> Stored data
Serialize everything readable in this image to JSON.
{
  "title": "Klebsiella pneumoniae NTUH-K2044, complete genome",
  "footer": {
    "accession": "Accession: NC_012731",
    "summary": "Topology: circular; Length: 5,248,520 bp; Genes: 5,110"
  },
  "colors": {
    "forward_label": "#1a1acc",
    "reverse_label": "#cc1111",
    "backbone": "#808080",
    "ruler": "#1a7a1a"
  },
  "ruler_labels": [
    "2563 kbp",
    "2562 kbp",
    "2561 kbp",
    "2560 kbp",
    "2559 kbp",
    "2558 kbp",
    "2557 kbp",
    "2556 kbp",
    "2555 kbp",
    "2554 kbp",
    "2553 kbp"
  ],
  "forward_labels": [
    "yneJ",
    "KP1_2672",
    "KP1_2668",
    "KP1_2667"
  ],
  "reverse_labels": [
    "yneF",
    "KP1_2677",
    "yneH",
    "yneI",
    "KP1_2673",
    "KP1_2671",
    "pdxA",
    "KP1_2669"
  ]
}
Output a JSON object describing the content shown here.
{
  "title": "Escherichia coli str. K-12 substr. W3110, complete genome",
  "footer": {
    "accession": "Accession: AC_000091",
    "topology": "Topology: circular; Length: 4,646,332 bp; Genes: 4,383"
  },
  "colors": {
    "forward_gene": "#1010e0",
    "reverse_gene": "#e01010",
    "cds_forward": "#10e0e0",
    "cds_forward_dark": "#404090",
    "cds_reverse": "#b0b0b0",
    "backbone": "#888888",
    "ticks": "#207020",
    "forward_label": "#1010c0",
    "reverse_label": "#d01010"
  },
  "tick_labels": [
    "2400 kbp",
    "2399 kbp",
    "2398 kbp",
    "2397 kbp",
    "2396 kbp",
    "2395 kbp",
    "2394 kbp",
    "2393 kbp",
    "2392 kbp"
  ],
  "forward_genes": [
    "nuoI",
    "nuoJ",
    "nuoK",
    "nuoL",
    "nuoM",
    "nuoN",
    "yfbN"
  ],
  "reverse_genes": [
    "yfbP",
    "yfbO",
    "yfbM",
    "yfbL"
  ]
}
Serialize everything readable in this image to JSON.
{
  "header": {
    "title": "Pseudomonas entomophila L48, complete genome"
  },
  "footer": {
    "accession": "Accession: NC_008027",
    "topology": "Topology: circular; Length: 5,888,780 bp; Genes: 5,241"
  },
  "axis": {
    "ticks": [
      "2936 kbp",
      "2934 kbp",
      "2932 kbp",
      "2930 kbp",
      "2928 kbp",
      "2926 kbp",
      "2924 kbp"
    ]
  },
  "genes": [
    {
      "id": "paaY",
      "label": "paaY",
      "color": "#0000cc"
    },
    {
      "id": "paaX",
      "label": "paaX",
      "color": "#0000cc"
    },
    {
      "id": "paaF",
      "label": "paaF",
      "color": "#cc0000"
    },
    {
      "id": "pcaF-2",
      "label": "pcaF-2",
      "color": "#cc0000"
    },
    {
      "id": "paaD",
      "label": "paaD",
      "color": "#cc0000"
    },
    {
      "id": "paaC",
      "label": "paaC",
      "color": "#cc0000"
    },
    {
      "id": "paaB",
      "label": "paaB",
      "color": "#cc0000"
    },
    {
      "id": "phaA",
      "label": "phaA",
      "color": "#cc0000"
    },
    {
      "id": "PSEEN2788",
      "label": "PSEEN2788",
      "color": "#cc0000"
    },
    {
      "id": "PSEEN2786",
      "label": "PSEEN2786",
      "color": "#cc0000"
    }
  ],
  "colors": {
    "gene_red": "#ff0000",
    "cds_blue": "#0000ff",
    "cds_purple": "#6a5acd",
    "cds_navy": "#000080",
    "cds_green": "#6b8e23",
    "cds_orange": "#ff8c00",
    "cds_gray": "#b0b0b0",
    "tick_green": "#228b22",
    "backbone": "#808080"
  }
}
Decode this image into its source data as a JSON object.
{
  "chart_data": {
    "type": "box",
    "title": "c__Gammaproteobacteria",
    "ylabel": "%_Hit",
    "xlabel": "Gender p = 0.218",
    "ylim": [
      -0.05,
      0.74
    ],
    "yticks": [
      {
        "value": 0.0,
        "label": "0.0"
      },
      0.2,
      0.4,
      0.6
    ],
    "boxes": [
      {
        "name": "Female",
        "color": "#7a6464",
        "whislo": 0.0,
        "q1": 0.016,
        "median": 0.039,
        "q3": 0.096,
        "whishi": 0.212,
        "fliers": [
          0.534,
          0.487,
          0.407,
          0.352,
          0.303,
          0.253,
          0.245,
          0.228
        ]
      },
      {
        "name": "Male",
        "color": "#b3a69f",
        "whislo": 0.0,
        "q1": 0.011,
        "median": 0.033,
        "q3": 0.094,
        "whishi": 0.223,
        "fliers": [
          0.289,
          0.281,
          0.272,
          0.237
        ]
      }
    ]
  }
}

> Exercise requirements
Output each record above exactly, omitting nothing.

> Task response
Serialize everything readable in this image to JSON.
{
  "title": "Klebsiella pneumoniae NTUH-K2044, complete genome",
  "footer": {
    "accession": "Accession: NC_012731",
    "summary": "Topology: circular; Length: 5,248,520 bp; Genes: 5,110"
  },
  "colors": {
    "forward_label": "#1a1acc",
    "reverse_label": "#cc1111",
    "backbone": "#808080",
    "ruler": "#1a7a1a"
  },
  "ruler_labels": [
    "2563 kbp",
    "2562 kbp",
    "2561 kbp",
    "2560 kbp",
    "2559 kbp",
    "2558 kbp",
    "2557 kbp",
    "2556 kbp",
    "2555 kbp",
    "2554 kbp",
    "2553 kbp"
  ],
  "forward_labels": [
    "yneJ",
    "KP1_2672",
    "KP1_2668",
    "KP1_2667"
  ],
  "reverse_labels": [
    "yneF",
    "KP1_2677",
    "yneH",
    "yneI",
    "KP1_2673",
    "KP1_2671",
    "pdxA",
    "KP1_2669"
  ]
}
Output a JSON object describing the content shown here.
{
  "title": "Escherichia coli str. K-12 substr. W3110, complete genome",
  "footer": {
    "accession": "Accession: AC_000091",
    "topology": "Topology: circular; Length: 4,646,332 bp; Genes: 4,383"
  },
  "colors": {
    "forward_gene": "#1010e0",
    "reverse_gene": "#e01010",
    "cds_forward": "#10e0e0",
    "cds_forward_dark": "#404090",
    "cds_reverse": "#b0b0b0",
    "backbone": "#888888",
    "ticks": "#207020",
    "forward_label": "#1010c0",
    "reverse_label": "#d01010"
  },
  "tick_labels": [
    "2400 kbp",
    "2399 kbp",
    "2398 kbp",
    "2397 kbp",
    "2396 kbp",
    "2395 kbp",
    "2394 kbp",
    "2393 kbp",
    "2392 kbp"
  ],
  "forward_genes": [
    "nuoI",
    "nuoJ",
    "nuoK",
    "nuoL",
    "nuoM",
    "nuoN",
    "yfbN"
  ],
  "reverse_genes": [
    "yfbP",
    "yfbO",
    "yfbM",
    "yfbL"
  ]
}
Serialize everything readable in this image to JSON.
{
  "header": {
    "title": "Pseudomonas entomophila L48, complete genome"
  },
  "footer": {
    "accession": "Accession: NC_008027",
    "topology": "Topology: circular; Length: 5,888,780 bp; Genes: 5,241"
  },
  "axis": {
    "ticks": [
      "2936 kbp",
      "2934 kbp",
      "2932 kbp",
      "2930 kbp",
      "2928 kbp",
      "2926 kbp",
      "2924 kbp"
    ]
  },
  "genes": [
    {
      "id": "paaY",
      "label": "paaY",
      "color": "#0000cc"
    },
    {
      "id": "paaX",
      "label": "paaX",
      "color": "#0000cc"
    },
    {
      "id": "paaF",
      "label": "paaF",
      "color": "#cc0000"
    },
    {
      "id": "pcaF-2",
      "label": "pcaF-2",
      "color": "#cc0000"
    },
    {
      "id": "paaD",
      "label": "paaD",
      "color": "#cc0000"
    },
    {
      "id": "paaC",
      "label": "paaC",
      "color": "#cc0000"
    },
    {
      "id": "paaB",
      "label": "paaB",
      "color": "#cc0000"
    },
    {
      "id": "phaA",
      "label": "phaA",
      "color": "#cc0000"
    },
    {
      "id": "PSEEN2788",
      "label": "PSEEN2788",
      "color": "#cc0000"
    },
    {
      "id": "PSEEN2786",
      "label": "PSEEN2786",
      "color": "#cc0000"
    }
  ],
  "colors": {
    "gene_red": "#ff0000",
    "cds_blue": "#0000ff",
    "cds_purple": "#6a5acd",
    "cds_navy": "#000080",
    "cds_green": "#6b8e23",
    "cds_orange": "#ff8c00",
    "cds_gray": "#b0b0b0",
    "tick_green": "#228b22",
    "backbone": "#808080"
  }
}
Decode this image into its source data as a JSON object.
{
  "chart_data": {
    "type": "box",
    "title": "c__Gammaproteobacteria",
    "ylabel": "%_Hit",
    "xlabel": "Gender p = 0.218",
    "ylim": [
      -0.05,
      0.74
    ],
    "yticks": [
      {
        "value": 0.0,
        "label": "0.0"
      },
      0.2,
      0.4,
      0.6
    ],
    "boxes": [
      {
        "name": "Female",
        "color": "#7a6464",
        "whislo": 0.0,
        "q1": 0.016,
        "median": 0.039,
        "q3": 0.096,
        "whishi": 0.212,
        "fliers": [
          0.534,
          0.487,
          0.407,
          0.352,
          0.303,
          0.253,
          0.245,
          0.228
        ]
      },
      {
        "name": "Male",
        "color": "#b3a69f",
        "whislo": 0.0,
        "q1": 0.011,
        "median": 0.033,
        "q3": 0.094,
        "whishi": 0.223,
        "fliers": [
          0.289,
          0.281,
          0.272,
          0.237
        ]
      }
    ]
  }
}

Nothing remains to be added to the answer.